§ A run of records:
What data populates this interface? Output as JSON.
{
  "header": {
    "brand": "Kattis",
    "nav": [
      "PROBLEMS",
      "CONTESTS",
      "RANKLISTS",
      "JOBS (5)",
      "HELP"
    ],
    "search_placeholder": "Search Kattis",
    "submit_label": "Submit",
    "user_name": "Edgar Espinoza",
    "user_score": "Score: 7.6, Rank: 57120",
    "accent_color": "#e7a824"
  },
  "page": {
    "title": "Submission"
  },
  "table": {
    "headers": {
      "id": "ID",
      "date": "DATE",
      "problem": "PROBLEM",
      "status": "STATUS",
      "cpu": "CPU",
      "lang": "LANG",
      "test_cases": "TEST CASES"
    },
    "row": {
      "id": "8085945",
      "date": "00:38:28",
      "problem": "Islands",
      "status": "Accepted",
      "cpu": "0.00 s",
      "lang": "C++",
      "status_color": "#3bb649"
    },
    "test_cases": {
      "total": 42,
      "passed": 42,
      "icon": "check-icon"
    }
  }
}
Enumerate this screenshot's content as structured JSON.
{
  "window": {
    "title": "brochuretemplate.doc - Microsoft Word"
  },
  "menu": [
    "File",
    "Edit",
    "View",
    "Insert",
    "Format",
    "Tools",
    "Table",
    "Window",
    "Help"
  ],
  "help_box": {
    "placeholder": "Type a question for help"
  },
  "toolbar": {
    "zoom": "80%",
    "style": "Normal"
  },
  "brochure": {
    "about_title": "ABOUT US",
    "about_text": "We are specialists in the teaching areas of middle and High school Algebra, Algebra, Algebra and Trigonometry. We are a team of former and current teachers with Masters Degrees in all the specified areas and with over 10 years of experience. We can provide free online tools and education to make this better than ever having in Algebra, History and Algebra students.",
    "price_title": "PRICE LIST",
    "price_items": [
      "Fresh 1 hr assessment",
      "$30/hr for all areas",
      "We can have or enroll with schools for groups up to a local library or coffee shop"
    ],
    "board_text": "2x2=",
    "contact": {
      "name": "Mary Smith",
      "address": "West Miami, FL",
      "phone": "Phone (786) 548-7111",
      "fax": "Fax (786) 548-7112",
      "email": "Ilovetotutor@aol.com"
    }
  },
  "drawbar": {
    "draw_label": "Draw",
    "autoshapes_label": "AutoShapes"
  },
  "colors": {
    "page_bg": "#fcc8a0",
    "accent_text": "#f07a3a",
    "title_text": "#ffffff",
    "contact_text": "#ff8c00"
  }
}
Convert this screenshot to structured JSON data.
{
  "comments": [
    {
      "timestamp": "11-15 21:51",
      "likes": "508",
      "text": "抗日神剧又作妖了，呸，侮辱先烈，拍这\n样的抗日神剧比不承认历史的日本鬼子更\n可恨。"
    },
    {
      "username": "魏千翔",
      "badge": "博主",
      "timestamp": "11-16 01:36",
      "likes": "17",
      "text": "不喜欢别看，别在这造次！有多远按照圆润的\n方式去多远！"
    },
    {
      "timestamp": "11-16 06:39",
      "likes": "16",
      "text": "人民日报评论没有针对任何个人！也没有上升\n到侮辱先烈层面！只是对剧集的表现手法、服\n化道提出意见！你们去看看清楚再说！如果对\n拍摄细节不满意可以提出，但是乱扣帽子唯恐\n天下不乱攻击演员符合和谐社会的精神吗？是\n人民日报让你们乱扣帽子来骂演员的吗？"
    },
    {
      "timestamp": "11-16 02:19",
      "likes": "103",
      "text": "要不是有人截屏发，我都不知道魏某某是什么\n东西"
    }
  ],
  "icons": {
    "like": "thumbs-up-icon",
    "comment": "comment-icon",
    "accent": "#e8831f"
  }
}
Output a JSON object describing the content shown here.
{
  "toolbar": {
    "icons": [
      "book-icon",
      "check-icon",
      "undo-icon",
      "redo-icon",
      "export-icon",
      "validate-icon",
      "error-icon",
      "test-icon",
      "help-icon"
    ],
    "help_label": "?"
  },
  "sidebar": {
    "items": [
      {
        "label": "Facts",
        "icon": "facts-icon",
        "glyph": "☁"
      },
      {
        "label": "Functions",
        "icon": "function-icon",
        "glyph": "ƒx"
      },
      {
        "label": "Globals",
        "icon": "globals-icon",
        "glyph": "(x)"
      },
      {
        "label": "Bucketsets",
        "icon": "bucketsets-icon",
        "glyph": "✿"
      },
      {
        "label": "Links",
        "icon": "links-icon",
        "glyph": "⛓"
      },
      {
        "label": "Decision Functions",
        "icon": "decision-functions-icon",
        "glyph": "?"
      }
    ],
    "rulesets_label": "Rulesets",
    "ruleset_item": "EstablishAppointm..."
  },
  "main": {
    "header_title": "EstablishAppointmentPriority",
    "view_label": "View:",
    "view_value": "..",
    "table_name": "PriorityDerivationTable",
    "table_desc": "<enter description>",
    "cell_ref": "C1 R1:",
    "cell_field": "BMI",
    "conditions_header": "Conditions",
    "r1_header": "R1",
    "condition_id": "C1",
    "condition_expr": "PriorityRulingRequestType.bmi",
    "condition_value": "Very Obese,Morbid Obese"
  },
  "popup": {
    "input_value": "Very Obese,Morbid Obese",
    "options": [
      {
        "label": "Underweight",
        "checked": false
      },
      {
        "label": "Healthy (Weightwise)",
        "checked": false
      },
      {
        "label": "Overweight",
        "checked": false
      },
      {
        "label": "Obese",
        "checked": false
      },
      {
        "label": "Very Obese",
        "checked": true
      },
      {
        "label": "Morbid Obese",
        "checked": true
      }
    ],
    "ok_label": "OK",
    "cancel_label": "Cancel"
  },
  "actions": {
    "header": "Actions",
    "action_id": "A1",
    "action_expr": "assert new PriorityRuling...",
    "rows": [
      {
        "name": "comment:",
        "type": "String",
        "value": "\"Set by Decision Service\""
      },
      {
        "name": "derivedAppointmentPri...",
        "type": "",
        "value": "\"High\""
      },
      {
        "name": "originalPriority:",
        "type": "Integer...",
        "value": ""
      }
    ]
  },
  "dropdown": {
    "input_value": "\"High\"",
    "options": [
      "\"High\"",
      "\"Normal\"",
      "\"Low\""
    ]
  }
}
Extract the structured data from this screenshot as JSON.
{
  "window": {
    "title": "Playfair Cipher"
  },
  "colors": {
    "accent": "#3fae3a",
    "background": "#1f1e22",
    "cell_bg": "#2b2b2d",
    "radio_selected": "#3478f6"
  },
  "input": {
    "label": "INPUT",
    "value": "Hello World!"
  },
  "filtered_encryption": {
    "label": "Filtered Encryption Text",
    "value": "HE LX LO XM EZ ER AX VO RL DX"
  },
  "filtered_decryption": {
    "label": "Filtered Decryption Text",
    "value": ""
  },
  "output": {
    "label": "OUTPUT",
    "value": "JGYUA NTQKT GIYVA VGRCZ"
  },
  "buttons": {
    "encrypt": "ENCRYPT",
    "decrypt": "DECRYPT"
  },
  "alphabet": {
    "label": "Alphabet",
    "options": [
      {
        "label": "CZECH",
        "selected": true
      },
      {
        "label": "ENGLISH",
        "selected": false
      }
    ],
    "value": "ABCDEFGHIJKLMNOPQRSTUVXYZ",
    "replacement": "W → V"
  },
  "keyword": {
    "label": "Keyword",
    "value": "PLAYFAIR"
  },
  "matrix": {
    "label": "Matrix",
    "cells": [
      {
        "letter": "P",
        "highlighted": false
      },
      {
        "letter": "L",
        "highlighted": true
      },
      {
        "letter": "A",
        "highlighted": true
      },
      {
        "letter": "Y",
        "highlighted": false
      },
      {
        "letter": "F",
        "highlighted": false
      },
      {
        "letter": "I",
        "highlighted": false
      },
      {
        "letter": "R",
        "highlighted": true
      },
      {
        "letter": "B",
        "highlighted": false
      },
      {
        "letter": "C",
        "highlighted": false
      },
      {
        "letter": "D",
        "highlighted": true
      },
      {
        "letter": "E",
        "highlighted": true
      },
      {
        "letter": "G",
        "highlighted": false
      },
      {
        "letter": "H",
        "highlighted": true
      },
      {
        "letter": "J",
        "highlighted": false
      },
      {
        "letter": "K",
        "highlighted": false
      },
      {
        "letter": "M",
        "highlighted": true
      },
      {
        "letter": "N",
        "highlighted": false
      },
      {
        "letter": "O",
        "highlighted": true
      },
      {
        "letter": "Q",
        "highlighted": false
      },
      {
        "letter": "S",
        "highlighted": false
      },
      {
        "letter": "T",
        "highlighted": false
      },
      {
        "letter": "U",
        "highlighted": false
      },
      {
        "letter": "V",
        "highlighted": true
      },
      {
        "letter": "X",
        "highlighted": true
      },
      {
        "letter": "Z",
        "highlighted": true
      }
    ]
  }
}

§ What you are asked to do:
Copy all lines from the entries that contain the word "content".

§ Output of the exercise:
Enumerate this screenshot's content as structured JSON.
Output a JSON object describing the content shown here.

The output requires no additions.